ОТРЫВОК
——————————

Город приобретал все более военный вид, и участившиеся парады с бронетехникой и орудиями пленяли мое воображение, отчего иной раз у меня возникала мысль, что я и сам мог бы оказаться в этом лагере. Я был среди тех, кого преследовали, но в этом не было моей «заслуги», такой была моя судьба. Не будь я евреем, мне бы тоже пришлось состоять членом какой-нибудь организации и носить соответствующую униформу, и нельзя, увы, исключить вероятность того, что и я был бы охвачен всеобщим воодушевлением. Впрочем, стоит ли ожидать от ребенка зрелых взглядов? А мне тогда было одиннадцать.
Игрушки и вещи в моей комнате отражали противоположные влияния: миниатюрный свиток Торы и почтовые марки с портретом Гитлера, семиствольный светильник и пушечка с пистонами, скрипка и коробка с украшениями для рождественской елки, оловянные солдатики и плюшевый мишка, рогатка и литературное лото, костюм индейца и чуть позже талес, еврейское молитвенное покрывало.
В то богатое событиями время Штоки взяли меня с собою в кафедральный собор на «Страсти по Матфею». Было велено вести себя осторожно, и я избегал встречаться взглядом с теми, кто мог меня узнать. В переполненном соборе, сидя рядом с Уте, я был потрясен, покорен грандиозной музыкой, и это произведение Баха стало вторым в моей жизни сильнейшим музыкальным впечатлением. Плохим казался только текст. («Предавший Его Иуда» для меня очевидным образом — через сакраментальное «жид, сдохни!» — связан с Освенцимом.) Всякий раз, когда евангелист произносил имя Иуды, я вздрагивал, точно он имел в виду меня.

——————————

ЗАПИСИ К ЗАДАНИЮ
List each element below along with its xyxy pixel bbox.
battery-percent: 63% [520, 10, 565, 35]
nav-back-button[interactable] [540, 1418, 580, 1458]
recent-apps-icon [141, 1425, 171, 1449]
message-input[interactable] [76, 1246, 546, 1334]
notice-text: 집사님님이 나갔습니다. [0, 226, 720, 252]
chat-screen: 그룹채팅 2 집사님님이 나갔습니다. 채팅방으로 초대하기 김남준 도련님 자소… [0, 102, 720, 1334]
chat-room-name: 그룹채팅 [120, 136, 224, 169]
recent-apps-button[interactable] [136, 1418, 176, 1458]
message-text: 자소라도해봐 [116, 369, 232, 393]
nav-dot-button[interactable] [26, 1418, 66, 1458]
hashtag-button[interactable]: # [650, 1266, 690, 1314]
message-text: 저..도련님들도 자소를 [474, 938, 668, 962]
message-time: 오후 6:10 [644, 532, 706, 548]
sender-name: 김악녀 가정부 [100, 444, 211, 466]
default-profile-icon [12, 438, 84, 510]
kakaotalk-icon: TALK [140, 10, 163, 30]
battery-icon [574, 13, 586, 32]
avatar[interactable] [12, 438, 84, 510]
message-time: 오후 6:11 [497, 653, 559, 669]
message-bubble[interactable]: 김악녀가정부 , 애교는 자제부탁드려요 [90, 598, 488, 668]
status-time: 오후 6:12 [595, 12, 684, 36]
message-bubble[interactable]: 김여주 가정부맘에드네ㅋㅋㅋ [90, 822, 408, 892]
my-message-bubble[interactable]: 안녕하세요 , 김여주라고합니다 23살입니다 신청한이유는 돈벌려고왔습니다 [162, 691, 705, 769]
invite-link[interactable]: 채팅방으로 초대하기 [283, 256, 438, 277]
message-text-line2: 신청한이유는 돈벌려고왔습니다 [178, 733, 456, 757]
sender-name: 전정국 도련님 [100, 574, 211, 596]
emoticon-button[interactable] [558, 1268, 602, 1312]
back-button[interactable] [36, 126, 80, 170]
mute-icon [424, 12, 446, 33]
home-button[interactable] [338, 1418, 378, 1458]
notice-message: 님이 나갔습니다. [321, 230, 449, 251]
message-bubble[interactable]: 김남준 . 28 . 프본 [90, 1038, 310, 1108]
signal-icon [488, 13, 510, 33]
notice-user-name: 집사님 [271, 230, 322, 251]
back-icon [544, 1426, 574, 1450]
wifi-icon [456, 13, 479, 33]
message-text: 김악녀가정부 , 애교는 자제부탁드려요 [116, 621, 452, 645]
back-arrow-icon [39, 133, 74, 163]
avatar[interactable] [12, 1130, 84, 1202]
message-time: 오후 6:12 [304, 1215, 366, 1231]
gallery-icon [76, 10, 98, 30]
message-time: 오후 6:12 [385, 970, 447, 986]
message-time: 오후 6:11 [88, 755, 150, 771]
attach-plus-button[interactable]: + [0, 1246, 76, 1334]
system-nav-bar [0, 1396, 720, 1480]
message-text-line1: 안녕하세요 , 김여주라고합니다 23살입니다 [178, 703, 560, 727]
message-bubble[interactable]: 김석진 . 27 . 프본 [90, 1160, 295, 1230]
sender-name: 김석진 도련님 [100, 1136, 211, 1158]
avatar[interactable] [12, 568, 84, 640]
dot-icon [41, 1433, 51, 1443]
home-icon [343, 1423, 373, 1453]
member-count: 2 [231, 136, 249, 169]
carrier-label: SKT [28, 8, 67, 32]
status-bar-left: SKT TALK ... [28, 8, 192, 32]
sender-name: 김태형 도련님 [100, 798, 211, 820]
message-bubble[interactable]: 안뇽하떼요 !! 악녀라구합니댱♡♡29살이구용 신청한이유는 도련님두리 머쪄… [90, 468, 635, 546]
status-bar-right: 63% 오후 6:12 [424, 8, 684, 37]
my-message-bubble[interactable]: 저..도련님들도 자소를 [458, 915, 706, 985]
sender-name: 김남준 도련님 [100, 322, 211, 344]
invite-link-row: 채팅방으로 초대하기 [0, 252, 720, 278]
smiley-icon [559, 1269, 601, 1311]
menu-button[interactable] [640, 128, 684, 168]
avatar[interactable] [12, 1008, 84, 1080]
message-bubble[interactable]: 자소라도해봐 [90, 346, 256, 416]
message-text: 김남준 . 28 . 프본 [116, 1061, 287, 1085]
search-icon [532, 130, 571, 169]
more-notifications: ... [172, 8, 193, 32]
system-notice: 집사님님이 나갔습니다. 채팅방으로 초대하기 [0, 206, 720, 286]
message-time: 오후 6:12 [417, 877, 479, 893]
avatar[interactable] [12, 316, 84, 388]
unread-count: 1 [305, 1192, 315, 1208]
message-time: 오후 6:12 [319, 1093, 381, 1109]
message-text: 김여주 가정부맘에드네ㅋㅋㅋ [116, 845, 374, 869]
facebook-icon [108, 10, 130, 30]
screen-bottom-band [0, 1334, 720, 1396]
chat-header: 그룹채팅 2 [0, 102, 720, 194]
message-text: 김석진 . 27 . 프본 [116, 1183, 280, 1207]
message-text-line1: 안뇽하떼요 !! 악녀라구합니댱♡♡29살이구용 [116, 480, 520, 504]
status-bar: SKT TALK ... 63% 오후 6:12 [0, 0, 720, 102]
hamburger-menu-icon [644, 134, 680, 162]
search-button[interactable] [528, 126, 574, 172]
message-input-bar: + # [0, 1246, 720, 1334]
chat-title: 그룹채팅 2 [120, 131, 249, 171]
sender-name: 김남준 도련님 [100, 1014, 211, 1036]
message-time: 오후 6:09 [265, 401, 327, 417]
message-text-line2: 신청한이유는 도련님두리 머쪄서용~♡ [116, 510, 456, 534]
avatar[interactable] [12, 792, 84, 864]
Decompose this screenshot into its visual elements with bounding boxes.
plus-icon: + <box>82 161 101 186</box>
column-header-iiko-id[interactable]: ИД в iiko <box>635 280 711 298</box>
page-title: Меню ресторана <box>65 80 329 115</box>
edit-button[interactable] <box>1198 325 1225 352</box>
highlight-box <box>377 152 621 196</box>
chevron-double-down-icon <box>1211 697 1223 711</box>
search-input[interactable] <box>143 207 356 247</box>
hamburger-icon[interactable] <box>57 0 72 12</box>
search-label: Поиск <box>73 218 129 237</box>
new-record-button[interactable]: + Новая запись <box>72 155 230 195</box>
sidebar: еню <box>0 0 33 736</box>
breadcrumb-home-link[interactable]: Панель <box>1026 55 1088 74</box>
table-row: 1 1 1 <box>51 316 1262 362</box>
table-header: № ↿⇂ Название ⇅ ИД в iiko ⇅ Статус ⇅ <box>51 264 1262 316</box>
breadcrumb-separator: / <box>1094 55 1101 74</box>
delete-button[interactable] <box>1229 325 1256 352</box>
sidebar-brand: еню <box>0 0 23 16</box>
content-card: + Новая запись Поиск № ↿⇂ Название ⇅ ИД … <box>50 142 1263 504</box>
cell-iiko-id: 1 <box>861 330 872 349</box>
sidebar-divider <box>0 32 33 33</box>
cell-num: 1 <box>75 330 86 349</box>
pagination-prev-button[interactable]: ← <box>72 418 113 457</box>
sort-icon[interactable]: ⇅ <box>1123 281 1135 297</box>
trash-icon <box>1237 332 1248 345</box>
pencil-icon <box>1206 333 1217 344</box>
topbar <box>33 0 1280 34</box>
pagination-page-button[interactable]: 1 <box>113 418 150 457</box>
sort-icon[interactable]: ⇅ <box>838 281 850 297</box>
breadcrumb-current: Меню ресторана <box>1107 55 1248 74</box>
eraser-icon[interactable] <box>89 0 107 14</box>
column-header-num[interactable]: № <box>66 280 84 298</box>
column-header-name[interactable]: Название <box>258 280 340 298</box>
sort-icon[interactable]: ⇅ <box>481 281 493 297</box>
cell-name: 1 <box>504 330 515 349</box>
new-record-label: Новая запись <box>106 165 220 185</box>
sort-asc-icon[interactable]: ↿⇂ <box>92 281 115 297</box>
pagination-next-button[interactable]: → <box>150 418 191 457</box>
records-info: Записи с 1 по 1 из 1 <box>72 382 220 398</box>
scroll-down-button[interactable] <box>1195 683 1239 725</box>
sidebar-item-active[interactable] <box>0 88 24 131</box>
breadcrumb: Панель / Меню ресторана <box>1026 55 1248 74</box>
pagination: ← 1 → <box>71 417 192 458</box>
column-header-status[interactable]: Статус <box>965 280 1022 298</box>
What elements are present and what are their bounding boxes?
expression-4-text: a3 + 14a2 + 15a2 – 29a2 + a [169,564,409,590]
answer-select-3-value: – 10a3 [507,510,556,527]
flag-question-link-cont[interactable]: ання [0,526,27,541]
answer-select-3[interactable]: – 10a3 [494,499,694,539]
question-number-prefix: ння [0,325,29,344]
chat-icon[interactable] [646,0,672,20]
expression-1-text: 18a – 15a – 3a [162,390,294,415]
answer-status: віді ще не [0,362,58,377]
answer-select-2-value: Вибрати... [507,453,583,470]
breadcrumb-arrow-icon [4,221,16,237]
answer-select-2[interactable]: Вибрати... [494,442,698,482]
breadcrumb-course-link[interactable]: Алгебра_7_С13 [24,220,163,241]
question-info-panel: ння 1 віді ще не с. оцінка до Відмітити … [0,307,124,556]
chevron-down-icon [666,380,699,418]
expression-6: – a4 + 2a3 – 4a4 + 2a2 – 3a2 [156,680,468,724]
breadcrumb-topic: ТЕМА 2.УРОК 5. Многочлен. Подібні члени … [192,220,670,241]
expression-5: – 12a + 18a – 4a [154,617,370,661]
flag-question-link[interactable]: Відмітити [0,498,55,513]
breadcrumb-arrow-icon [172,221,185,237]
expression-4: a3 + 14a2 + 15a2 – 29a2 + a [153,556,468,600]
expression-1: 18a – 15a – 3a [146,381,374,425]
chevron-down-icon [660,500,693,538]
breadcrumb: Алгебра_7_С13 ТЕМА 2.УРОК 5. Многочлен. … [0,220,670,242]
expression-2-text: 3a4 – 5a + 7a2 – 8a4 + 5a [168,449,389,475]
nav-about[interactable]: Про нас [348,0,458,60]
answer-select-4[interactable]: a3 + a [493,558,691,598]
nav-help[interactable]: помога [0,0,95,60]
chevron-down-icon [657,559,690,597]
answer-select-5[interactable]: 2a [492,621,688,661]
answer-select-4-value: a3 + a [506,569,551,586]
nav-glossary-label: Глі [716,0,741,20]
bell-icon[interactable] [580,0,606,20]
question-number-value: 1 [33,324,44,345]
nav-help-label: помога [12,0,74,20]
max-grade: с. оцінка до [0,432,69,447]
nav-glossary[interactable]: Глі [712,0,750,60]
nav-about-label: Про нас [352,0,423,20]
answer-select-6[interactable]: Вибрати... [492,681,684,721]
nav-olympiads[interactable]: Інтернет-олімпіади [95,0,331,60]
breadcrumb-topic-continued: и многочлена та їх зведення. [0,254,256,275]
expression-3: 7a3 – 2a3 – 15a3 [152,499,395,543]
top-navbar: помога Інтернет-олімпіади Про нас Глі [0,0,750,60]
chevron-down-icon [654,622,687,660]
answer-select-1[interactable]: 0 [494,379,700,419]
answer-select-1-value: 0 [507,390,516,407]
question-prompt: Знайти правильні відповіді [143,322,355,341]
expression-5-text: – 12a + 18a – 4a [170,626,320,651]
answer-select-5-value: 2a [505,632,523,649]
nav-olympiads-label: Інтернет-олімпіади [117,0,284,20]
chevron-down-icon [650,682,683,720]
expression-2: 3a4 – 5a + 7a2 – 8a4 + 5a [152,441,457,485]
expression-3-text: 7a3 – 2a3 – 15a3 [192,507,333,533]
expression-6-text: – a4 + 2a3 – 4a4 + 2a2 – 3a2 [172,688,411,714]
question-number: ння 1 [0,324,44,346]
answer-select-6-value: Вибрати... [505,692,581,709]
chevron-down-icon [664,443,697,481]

——————————

ЗАДАНИЯ ДЛЯ ВЫПОЛНЕНИЯ
[A] Во втором абзаце отрывка вещи перечислены парами, соединенными союзом «и». Выпишите все эти пары.
[B] Верните все строки записей, в которых встречается слово «with».

ОТВЕТЫ ПО ПОРЯДКУ
[A]
1. миниатюрный свиток Торы и почтовые марки с портретом Гитлера
2. семиствольный светильник и пушечка с пистонами
3. скрипка и коробка с украшениями для рождественской елки
4. оловянные солдатики и плюшевый мишка
5. рогатка и литературное лото
6. костюм индейца и чуть позже талес

[B]
List each element below along with its xyxy pixel bbox.
Decompose this screenshot into its visual elements with bounding boxes.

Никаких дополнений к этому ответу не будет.